Dataset items:
::::::::::
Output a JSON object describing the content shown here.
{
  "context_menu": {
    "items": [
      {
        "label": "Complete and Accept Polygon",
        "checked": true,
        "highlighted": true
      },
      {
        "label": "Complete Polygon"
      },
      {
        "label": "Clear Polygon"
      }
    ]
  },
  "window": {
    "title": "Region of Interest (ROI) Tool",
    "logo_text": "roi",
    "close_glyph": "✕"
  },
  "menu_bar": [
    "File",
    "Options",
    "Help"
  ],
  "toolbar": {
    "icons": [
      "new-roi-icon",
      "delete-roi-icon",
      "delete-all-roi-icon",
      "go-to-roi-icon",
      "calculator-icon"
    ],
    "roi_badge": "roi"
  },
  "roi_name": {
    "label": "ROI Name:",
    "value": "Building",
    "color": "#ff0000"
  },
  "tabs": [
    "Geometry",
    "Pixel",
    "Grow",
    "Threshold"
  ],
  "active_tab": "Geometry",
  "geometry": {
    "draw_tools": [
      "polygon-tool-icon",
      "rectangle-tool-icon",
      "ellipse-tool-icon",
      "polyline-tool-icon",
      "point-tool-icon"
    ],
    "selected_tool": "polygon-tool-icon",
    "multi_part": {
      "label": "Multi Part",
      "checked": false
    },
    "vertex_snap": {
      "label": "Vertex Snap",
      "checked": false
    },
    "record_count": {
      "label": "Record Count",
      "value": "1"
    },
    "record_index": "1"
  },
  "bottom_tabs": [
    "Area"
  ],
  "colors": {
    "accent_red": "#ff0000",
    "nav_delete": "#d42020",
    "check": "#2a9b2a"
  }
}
::::::::::
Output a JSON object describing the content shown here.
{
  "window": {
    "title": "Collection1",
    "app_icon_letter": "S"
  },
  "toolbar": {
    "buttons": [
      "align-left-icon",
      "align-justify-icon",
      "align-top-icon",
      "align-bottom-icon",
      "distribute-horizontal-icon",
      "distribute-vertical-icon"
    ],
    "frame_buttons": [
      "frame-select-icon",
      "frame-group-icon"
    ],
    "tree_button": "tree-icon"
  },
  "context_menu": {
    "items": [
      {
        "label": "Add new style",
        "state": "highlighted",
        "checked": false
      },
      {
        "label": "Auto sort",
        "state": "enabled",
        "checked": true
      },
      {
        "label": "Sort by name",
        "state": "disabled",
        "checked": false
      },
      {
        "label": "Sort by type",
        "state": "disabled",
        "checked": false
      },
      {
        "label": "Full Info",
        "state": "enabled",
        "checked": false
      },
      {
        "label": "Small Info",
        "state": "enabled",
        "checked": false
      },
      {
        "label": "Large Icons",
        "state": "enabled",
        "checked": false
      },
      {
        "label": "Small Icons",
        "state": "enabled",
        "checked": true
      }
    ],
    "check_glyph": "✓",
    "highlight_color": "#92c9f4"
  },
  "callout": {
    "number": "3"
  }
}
::::::::::
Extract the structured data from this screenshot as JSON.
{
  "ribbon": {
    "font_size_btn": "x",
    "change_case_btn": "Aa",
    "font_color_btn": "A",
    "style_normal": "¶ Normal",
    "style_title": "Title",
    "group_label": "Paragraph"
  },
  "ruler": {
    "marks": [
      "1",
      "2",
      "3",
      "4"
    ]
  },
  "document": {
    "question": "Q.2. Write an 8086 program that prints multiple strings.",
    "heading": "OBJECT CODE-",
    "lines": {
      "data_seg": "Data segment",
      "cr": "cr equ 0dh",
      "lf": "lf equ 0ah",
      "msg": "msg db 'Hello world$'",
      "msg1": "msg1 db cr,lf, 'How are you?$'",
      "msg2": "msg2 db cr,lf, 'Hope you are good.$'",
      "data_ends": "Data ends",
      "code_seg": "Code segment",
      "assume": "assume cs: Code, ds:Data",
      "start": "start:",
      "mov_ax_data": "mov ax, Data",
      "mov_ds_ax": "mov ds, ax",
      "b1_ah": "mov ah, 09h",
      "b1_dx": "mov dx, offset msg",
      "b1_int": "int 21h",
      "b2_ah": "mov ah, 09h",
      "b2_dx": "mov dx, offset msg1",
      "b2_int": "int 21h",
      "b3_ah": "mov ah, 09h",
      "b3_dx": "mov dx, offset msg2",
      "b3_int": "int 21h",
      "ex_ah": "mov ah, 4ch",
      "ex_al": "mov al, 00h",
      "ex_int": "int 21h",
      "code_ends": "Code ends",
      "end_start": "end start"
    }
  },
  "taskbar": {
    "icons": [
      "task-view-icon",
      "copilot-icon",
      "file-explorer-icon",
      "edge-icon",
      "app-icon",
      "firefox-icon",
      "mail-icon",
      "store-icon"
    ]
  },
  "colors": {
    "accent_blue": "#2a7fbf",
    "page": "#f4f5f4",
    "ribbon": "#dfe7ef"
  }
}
::::::::::
**TO BE DONE**:
Work out the number of lines above that include the string "distribute" and write only that number.

**EXERCISE RESPONSE**:
2